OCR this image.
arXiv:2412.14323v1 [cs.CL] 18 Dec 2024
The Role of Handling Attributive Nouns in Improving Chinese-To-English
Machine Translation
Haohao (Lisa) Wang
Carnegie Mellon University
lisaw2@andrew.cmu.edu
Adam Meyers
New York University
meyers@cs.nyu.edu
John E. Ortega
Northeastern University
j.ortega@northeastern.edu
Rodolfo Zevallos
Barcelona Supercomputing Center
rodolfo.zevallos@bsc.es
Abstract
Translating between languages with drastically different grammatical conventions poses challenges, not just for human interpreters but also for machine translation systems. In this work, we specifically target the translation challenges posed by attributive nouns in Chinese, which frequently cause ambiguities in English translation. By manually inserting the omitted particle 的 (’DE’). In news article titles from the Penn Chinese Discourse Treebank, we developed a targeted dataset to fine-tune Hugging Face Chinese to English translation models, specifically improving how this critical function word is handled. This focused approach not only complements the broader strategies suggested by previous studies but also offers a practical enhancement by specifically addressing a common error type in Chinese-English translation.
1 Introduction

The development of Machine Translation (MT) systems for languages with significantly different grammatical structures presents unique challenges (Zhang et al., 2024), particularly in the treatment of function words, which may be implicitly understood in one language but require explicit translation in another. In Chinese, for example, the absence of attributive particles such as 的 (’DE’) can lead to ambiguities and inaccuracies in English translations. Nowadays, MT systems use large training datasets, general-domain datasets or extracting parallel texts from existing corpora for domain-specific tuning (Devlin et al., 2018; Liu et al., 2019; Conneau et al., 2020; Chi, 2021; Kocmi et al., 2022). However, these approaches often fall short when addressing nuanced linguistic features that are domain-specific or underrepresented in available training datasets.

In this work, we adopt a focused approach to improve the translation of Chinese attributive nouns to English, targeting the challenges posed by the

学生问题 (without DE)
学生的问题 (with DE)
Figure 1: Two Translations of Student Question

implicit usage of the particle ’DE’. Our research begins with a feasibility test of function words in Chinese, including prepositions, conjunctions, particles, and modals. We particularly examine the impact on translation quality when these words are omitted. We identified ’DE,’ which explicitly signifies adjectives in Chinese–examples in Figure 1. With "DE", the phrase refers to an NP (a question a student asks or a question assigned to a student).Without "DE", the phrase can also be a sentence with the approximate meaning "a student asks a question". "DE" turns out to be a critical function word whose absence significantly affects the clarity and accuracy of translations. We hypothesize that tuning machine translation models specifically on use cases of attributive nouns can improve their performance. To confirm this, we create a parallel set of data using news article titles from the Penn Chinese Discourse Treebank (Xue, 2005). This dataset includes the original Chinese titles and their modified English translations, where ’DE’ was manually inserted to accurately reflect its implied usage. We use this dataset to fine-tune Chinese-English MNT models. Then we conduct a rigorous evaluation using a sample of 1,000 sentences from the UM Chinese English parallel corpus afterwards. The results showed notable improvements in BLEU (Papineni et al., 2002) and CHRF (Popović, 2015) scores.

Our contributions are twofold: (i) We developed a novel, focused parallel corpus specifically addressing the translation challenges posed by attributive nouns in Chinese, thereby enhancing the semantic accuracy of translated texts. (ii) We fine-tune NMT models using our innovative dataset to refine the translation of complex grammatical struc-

Exercise description:
Retype every entry word for word.

Full answer:
OCR this image.
arXiv:2412.14323v1 [cs.CL] 18 Dec 2024
The Role of Handling Attributive Nouns in Improving Chinese-To-English
Machine Translation
Haohao (Lisa) Wang
Carnegie Mellon University
lisaw2@andrew.cmu.edu
Adam Meyers
New York University
meyers@cs.nyu.edu
John E. Ortega
Northeastern University
j.ortega@northeastern.edu
Rodolfo Zevallos
Barcelona Supercomputing Center
rodolfo.zevallos@bsc.es
Abstract
Translating between languages with drastically different grammatical conventions poses challenges, not just for human interpreters but also for machine translation systems. In this work, we specifically target the translation challenges posed by attributive nouns in Chinese, which frequently cause ambiguities in English translation. By manually inserting the omitted particle 的 (’DE’). In news article titles from the Penn Chinese Discourse Treebank, we developed a targeted dataset to fine-tune Hugging Face Chinese to English translation models, specifically improving how this critical function word is handled. This focused approach not only complements the broader strategies suggested by previous studies but also offers a practical enhancement by specifically addressing a common error type in Chinese-English translation.
1 Introduction

The development of Machine Translation (MT) systems for languages with significantly different grammatical structures presents unique challenges (Zhang et al., 2024), particularly in the treatment of function words, which may be implicitly understood in one language but require explicit translation in another. In Chinese, for example, the absence of attributive particles such as 的 (’DE’) can lead to ambiguities and inaccuracies in English translations. Nowadays, MT systems use large training datasets, general-domain datasets or extracting parallel texts from existing corpora for domain-specific tuning (Devlin et al., 2018; Liu et al., 2019; Conneau et al., 2020; Chi, 2021; Kocmi et al., 2022). However, these approaches often fall short when addressing nuanced linguistic features that are domain-specific or underrepresented in available training datasets.

In this work, we adopt a focused approach to improve the translation of Chinese attributive nouns to English, targeting the challenges posed by the

学生问题 (without DE)
学生的问题 (with DE)
Figure 1: Two Translations of Student Question

implicit usage of the particle ’DE’. Our research begins with a feasibility test of function words in Chinese, including prepositions, conjunctions, particles, and modals. We particularly examine the impact on translation quality when these words are omitted. We identified ’DE,’ which explicitly signifies adjectives in Chinese–examples in Figure 1. With "DE", the phrase refers to an NP (a question a student asks or a question assigned to a student).Without "DE", the phrase can also be a sentence with the approximate meaning "a student asks a question". "DE" turns out to be a critical function word whose absence significantly affects the clarity and accuracy of translations. We hypothesize that tuning machine translation models specifically on use cases of attributive nouns can improve their performance. To confirm this, we create a parallel set of data using news article titles from the Penn Chinese Discourse Treebank (Xue, 2005). This dataset includes the original Chinese titles and their modified English translations, where ’DE’ was manually inserted to accurately reflect its implied usage. We use this dataset to fine-tune Chinese-English MNT models. Then we conduct a rigorous evaluation using a sample of 1,000 sentences from the UM Chinese English parallel corpus afterwards. The results showed notable improvements in BLEU (Papineni et al., 2002) and CHRF (Popović, 2015) scores.

Our contributions are twofold: (i) We developed a novel, focused parallel corpus specifically addressing the translation challenges posed by attributive nouns in Chinese, thereby enhancing the semantic accuracy of translated texts. (ii) We fine-tune NMT models using our innovative dataset to refine the translation of complex grammatical struc-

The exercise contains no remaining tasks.